(레이아웃 영역 기록)

-------------------------

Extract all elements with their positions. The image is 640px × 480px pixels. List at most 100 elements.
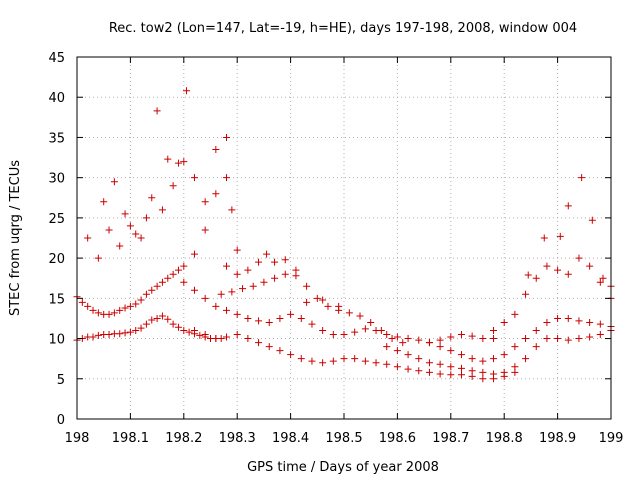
data-point	[543, 262, 551, 270]
data-point	[511, 343, 519, 351]
data-point	[137, 324, 145, 332]
x-tick-label: 198.2	[165, 431, 202, 446]
data-point	[121, 304, 129, 312]
data-point	[564, 270, 572, 278]
data-point	[447, 363, 455, 371]
data-point	[524, 271, 532, 279]
data-point	[425, 339, 433, 347]
series-arc-2	[73, 262, 188, 318]
data-point	[404, 365, 412, 373]
chart-title: Rec. tow2 (Lon=147, Lat=-19, h=HE), days…	[109, 21, 577, 36]
data-point	[575, 335, 583, 343]
data-point	[447, 371, 455, 379]
data-point	[212, 302, 220, 310]
data-point	[586, 318, 594, 326]
data-point	[388, 335, 396, 343]
data-point	[367, 318, 375, 326]
y-tick-label: 35	[48, 131, 65, 146]
data-point	[142, 214, 150, 222]
data-point	[153, 107, 161, 115]
data-point	[415, 355, 423, 363]
data-point	[276, 314, 284, 322]
data-point	[271, 274, 279, 282]
data-point	[575, 254, 583, 262]
data-point	[500, 368, 508, 376]
data-point	[479, 357, 487, 365]
data-point	[308, 357, 316, 365]
data-point	[217, 290, 225, 298]
data-point	[190, 286, 198, 294]
data-point	[223, 306, 231, 314]
data-point	[174, 323, 182, 331]
data-point	[297, 355, 305, 363]
data-point	[105, 226, 113, 234]
data-point	[244, 335, 252, 343]
data-point	[324, 302, 332, 310]
data-point	[158, 278, 166, 286]
data-points	[73, 87, 615, 383]
data-point	[164, 274, 172, 282]
data-point	[84, 234, 92, 242]
data-point	[94, 331, 102, 339]
data-point	[244, 266, 252, 274]
data-point	[281, 256, 289, 264]
data-point	[212, 335, 220, 343]
data-point	[522, 290, 530, 298]
data-point	[287, 310, 295, 318]
data-point	[185, 328, 193, 336]
data-point	[564, 202, 572, 210]
data-point	[233, 331, 241, 339]
data-point	[564, 314, 572, 322]
data-point	[303, 298, 311, 306]
data-point	[554, 266, 562, 274]
data-point	[319, 327, 327, 335]
data-point	[153, 282, 161, 290]
y-tick-label: 0	[57, 413, 65, 428]
data-point	[281, 270, 289, 278]
data-point	[260, 278, 268, 286]
y-tick-label: 40	[48, 91, 65, 106]
data-point	[201, 198, 209, 206]
data-point	[190, 327, 198, 335]
data-point	[361, 357, 369, 365]
data-point	[142, 290, 150, 298]
data-point	[169, 320, 177, 328]
data-point	[383, 343, 391, 351]
data-point	[169, 270, 177, 278]
data-point	[94, 309, 102, 317]
data-point	[249, 282, 257, 290]
data-point	[132, 327, 140, 335]
data-point	[532, 327, 540, 335]
data-point	[148, 194, 156, 202]
data-point	[532, 343, 540, 351]
x-tick-label: 198.3	[219, 431, 256, 446]
x-tick-label: 198.4	[272, 431, 309, 446]
data-point	[239, 285, 247, 293]
data-point	[345, 309, 353, 317]
data-point	[490, 335, 498, 343]
x-tick-label: 198.1	[112, 431, 149, 446]
data-point	[110, 309, 118, 317]
data-point	[105, 310, 113, 318]
data-point	[132, 300, 140, 308]
series-arc-11	[490, 254, 615, 335]
data-point	[223, 333, 231, 341]
data-point	[468, 367, 476, 375]
data-point	[586, 262, 594, 270]
data-point	[436, 343, 444, 351]
data-point	[556, 232, 564, 240]
data-point	[404, 335, 412, 343]
data-point	[522, 355, 530, 363]
data-point	[500, 351, 508, 359]
series-arc-7	[223, 250, 343, 310]
data-point	[543, 318, 551, 326]
data-point	[233, 310, 241, 318]
data-point	[196, 331, 204, 339]
data-point	[564, 336, 572, 344]
data-point	[447, 333, 455, 341]
data-point	[393, 347, 401, 355]
y-tick-label: 15	[48, 292, 65, 307]
data-point	[490, 370, 498, 378]
data-point	[468, 355, 476, 363]
data-point	[490, 355, 498, 363]
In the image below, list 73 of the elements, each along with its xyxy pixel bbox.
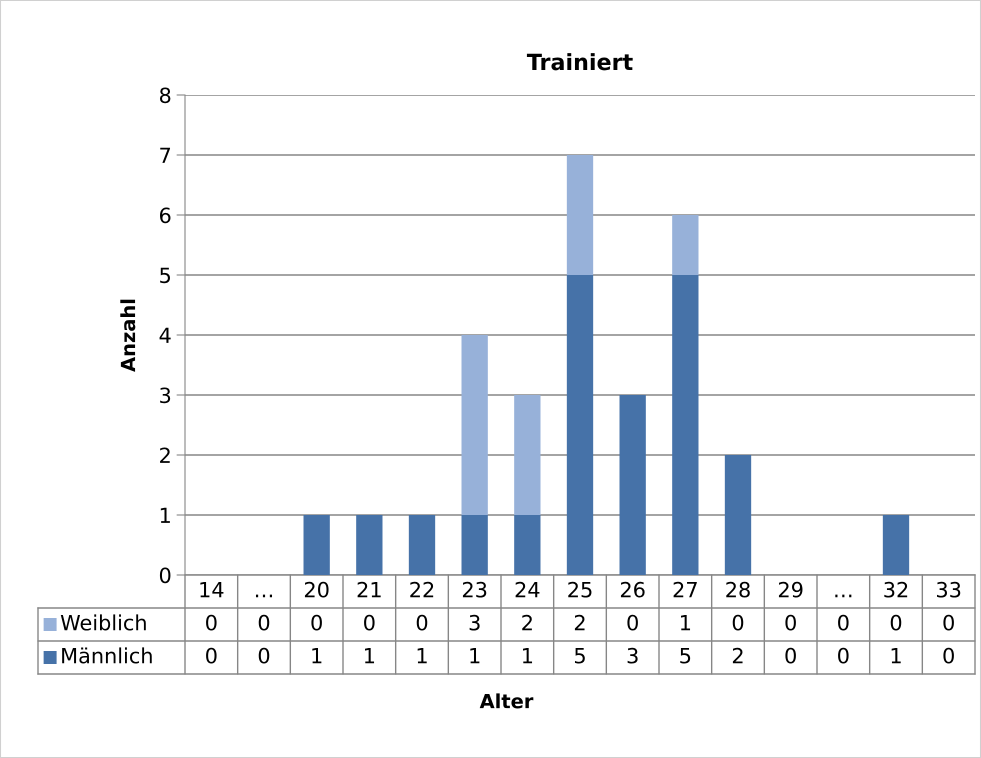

-------------------------

▶ **지시문**: "262, 551, 270]" 문자열이 있는 줄부터 "331, 102, 339]" 문자열이 있는 줄까지의 항목만 '번호'와 '내용' 두 열로 된 마크다운 표로 나타내시오. 빈 줄은 제외하고 각 행에 번호를 매기시오.

▶ **예제 풀이**:
| 번호 | 내용 |
|---|---|
| 1 | data-point	[543, 262, 551, 270] |
| 2 | data-point	[511, 343, 519, 351] |
| 3 | data-point	[137, 324, 145, 332] |
| 4 | x-tick-label: 198.2	[165, 431, 202, 446] |
| 5 | data-point	[121, 304, 129, 312] |
| 6 | data-point	[564, 270, 572, 278] |
| 7 | data-point	[447, 363, 455, 371] |
| 8 | data-point	[524, 271, 532, 279] |
| 9 | data-point	[425, 339, 433, 347] |
| 10 | series-arc-2	[73, 262, 188, 318] |
| 11 | data-point	[404, 365, 412, 373] |
| 12 | chart-title: Rec. tow2 (Lon=147, Lat=-19, h=HE), days…	[109, 21, 577, 36] |
| 13 | data-point	[575, 335, 583, 343] |
| 14 | data-point	[447, 371, 455, 379] |
| 15 | data-point	[212, 302, 220, 310] |
| 16 | data-point	[586, 318, 594, 326] |
| 17 | data-point	[388, 335, 396, 343] |
| 18 | data-point	[367, 318, 375, 326] |
| 19 | y-tick-label: 35	[48, 131, 65, 146] |
| 20 | data-point	[142, 214, 150, 222] |
| 21 | data-point	[153, 107, 161, 115] |
| 22 | data-point	[415, 355, 423, 363] |
| 23 | data-point	[276, 314, 284, 322] |
| 24 | data-point	[271, 274, 279, 282] |
| 25 | data-point	[575, 254, 583, 262] |
| 26 | data-point	[500, 368, 508, 376] |
| 27 | data-point	[479, 357, 487, 365] |
| 28 | data-point	[308, 357, 316, 365] |
| 29 | data-point	[217, 290, 225, 298] |
| 30 | data-point	[190, 286, 198, 294] |
| 31 | data-point	[223, 306, 231, 314] |
| 32 | data-point	[174, 323, 182, 331] |
| 33 | data-point	[297, 355, 305, 363] |
| 34 | data-point	[105, 226, 113, 234] |
| 35 | data-point	[244, 335, 252, 343] |
| 36 | data-point	[324, 302, 332, 310] |
| 37 | data-point	[158, 278, 166, 286] |
| 38 | data-points	[73, 87, 615, 383] |
| 39 | data-point	[164, 274, 172, 282] |
| 40 | data-point	[84, 234, 92, 242] |
| 41 | data-point	[94, 331, 102, 339] |